Job 1:
List the titles of the three sessions of the NAHF-EUROCLIO International Conference given in the report on the study visit to Seoul.

Passage:
____
Issues and challenges of History Education in the Republic of Korea – Part I

The Korean DMZ (Demilitarized Zone) – Image by Marios Epaminondas

 

This is the first part of a blog post on Marios Epaminondas’ study visit to Seoul, Korea, which took place from 22-28 July 2017 (N.B.: In this report the terms Korea, Republic of Korea and South Korea are used interchangeably unless stated otherwise). It is the fourth article in a series of reports and blog posts related to the project “Dealing with the Past in History Education”. The previous articles, on the study visit to Cape Town, can be found here.

Report prepared by Marios Epaminondas

  1. Introduction

The study visit took place within the framework of the Northeastern Asian History Foundation (NAHF)-EUROCLIO joint Conference entitled “Multiperspectivity and Tolerance in History Teaching”. This gave opportunities for interaction with a variety of actors who are working or cooperating with the Foundation. These included members of the Board and the staff of the Foundation, researchers and history teachers. At the same time, the structure of the programme, which was very tight and demanding, limited the possibilities for meetings with individuals who were not part of the activities prepared by the Foundation. In addition to the information gathered from the activities prepared by the Foundation, the available, unstructured time was used for visits to Museums. This provided a broader understanding of the social mechanisms of memorialization in the South Korean Society.

A brief calendar of activities can be helpful for establishing the context within which data for the compilation of the Report were gathered.The EUROCLIO delegates had their first meeting at Seoul on Sunday the 23rd of July 2017. We got to know each other and the representatives of the host organization and we established a common code of contact. On Monday 24th five Parallel Teaching Workshops were held by EUROCLIO delegates at Choong-Ang High School for students 15-17 years old. In the afternoon a round table discussion on “Issues and Challenges of History Education in Europe and South Korea” was held. On Tuesday 25th the main body of the NAHF-EUROCLIO International Conference “Multiperspectivity and Tolerance in History Teaching” was held. It included three sessions: 1. Conflicts over History and History Education 2: Citizenship and History Education, 3: One History, Multiple Perspectives.
____
Material shown:
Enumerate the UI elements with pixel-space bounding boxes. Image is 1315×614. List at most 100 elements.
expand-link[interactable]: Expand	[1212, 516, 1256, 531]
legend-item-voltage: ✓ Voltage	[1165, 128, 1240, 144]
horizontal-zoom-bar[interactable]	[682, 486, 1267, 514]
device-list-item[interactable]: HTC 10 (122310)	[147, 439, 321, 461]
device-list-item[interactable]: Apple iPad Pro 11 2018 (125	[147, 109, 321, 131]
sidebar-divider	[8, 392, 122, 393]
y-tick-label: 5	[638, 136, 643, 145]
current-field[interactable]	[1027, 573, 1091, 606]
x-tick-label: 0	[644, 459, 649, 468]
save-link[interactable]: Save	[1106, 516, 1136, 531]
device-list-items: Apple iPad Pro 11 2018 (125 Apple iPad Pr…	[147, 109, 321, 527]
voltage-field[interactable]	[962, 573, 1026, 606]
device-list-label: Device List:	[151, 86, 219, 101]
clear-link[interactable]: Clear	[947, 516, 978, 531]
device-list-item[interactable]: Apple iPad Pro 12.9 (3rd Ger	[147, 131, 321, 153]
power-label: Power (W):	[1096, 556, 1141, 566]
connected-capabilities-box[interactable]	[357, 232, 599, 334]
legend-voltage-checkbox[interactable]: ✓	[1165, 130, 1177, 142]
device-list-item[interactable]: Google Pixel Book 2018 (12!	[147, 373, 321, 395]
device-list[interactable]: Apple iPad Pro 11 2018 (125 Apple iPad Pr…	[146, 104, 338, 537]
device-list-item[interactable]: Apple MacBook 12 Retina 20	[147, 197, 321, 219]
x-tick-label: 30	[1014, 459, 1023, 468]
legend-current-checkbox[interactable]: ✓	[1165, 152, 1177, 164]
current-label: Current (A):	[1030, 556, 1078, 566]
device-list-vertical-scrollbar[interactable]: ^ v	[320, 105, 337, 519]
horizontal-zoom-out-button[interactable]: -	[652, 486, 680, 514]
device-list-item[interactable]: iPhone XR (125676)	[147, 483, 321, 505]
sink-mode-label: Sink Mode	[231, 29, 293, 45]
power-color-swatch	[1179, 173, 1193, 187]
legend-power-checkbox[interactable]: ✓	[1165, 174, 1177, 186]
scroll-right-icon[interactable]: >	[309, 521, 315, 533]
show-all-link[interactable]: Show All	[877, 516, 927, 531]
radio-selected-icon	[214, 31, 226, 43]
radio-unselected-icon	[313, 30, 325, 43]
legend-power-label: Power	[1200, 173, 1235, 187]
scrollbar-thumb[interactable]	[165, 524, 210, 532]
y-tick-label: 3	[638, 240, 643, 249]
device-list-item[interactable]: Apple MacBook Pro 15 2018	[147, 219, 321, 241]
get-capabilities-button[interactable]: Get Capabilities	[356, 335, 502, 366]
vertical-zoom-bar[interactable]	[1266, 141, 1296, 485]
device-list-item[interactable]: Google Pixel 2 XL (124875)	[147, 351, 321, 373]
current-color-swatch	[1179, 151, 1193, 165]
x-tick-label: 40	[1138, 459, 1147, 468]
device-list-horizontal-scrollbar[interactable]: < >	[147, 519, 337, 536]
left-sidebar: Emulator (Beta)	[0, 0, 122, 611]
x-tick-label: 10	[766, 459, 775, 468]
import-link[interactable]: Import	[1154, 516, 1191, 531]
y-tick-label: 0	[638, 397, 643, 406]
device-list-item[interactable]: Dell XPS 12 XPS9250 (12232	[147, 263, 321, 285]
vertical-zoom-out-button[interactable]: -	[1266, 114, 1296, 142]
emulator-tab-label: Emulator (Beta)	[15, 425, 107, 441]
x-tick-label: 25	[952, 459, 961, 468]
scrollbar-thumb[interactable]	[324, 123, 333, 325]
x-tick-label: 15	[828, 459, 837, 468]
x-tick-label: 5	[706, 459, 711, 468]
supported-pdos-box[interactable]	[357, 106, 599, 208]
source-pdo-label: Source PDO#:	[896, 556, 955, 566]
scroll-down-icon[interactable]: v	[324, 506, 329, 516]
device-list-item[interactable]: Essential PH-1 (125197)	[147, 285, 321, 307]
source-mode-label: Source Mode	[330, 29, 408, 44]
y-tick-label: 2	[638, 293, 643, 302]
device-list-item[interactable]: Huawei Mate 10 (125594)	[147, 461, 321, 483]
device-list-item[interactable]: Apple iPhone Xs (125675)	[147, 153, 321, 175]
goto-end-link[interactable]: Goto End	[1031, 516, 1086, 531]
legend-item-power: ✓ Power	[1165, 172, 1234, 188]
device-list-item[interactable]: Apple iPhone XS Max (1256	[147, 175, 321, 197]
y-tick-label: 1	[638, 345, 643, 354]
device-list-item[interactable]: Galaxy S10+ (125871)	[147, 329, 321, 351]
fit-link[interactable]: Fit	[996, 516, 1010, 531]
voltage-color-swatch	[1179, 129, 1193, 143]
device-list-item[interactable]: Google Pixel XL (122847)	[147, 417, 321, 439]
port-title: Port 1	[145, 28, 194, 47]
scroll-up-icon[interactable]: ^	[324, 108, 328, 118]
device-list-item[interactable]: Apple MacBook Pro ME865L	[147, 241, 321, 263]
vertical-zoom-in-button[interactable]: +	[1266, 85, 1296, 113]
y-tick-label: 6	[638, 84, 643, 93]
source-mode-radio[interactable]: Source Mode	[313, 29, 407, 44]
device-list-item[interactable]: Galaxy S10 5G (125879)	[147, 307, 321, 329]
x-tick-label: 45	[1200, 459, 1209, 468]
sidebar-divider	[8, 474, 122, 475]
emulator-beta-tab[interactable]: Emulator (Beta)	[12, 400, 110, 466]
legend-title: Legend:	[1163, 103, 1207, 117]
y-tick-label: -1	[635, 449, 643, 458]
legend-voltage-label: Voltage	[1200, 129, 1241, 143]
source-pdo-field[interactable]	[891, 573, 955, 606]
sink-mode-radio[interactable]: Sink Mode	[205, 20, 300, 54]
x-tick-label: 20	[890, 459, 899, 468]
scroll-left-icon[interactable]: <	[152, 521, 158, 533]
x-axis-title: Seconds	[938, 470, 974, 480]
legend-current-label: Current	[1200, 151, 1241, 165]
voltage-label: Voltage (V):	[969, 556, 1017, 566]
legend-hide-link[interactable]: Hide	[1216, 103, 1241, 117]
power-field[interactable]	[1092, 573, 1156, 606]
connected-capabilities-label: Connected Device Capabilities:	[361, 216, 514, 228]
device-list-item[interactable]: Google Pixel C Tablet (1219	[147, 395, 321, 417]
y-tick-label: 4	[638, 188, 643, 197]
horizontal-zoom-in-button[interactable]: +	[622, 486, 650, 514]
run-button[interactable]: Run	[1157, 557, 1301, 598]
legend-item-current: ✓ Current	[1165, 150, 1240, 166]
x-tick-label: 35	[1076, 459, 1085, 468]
____
Job 2:
Rewrite the rows from the first row through the row containing "486, 1267, 514]", inclusive, replacing "horizontal-zoom-bar" with "horizontal-zoom-slider" and leaving everything else unchanged.

Written answer 1:
1. Conflicts over History and History Education
2. Citizenship and History Education
3. One History, Multiple Perspectives

Written answer 2:
Enumerate the UI elements with pixel-space bounding boxes. Image is 1315×614. List at most 100 elements.
expand-link[interactable]: Expand	[1212, 516, 1256, 531]
legend-item-voltage: ✓ Voltage	[1165, 128, 1240, 144]
horizontal-zoom-slider[interactable]	[682, 486, 1267, 514]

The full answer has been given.